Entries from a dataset
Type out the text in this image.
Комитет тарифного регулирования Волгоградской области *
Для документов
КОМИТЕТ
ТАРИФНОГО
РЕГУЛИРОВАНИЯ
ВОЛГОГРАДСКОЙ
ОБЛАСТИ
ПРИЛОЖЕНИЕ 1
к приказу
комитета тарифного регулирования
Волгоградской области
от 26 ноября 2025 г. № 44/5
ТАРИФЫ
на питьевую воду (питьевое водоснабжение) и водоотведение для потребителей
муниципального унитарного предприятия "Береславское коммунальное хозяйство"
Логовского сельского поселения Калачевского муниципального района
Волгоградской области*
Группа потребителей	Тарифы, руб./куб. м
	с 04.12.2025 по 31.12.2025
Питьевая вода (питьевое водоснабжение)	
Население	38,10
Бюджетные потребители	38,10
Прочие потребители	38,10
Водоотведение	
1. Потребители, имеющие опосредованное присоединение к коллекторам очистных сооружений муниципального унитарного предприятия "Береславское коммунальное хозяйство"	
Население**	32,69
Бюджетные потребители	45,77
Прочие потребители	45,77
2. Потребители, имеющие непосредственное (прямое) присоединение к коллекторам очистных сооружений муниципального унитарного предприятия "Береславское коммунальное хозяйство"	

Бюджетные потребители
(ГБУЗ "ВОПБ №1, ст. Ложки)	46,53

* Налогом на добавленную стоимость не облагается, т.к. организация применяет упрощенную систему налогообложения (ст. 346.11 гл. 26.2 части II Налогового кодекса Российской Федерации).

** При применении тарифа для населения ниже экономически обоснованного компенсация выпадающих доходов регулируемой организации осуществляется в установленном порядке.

__Objective__.
Copy out each line above, character for character.

__Solution to this task__.
Type out the text in this image.
Комитет тарифного регулирования Волгоградской области *
Для документов
КОМИТЕТ
ТАРИФНОГО
РЕГУЛИРОВАНИЯ
ВОЛГОГРАДСКОЙ
ОБЛАСТИ
ПРИЛОЖЕНИЕ 1
к приказу
комитета тарифного регулирования
Волгоградской области
от 26 ноября 2025 г. № 44/5
ТАРИФЫ
на питьевую воду (питьевое водоснабжение) и водоотведение для потребителей
муниципального унитарного предприятия "Береславское коммунальное хозяйство"
Логовского сельского поселения Калачевского муниципального района
Волгоградской области*
Группа потребителей	Тарифы, руб./куб. м
	с 04.12.2025 по 31.12.2025
Питьевая вода (питьевое водоснабжение)	
Население	38,10
Бюджетные потребители	38,10
Прочие потребители	38,10
Водоотведение	
1. Потребители, имеющие опосредованное присоединение к коллекторам очистных сооружений муниципального унитарного предприятия "Береславское коммунальное хозяйство"	
Население**	32,69
Бюджетные потребители	45,77
Прочие потребители	45,77
2. Потребители, имеющие непосредственное (прямое) присоединение к коллекторам очистных сооружений муниципального унитарного предприятия "Береславское коммунальное хозяйство"	

Бюджетные потребители
(ГБУЗ "ВОПБ №1, ст. Ложки)	46,53

* Налогом на добавленную стоимость не облагается, т.к. организация применяет упрощенную систему налогообложения (ст. 346.11 гл. 26.2 части II Налогового кодекса Российской Федерации).

** При применении тарифа для населения ниже экономически обоснованного компенсация выпадающих доходов регулируемой организации осуществляется в установленном порядке.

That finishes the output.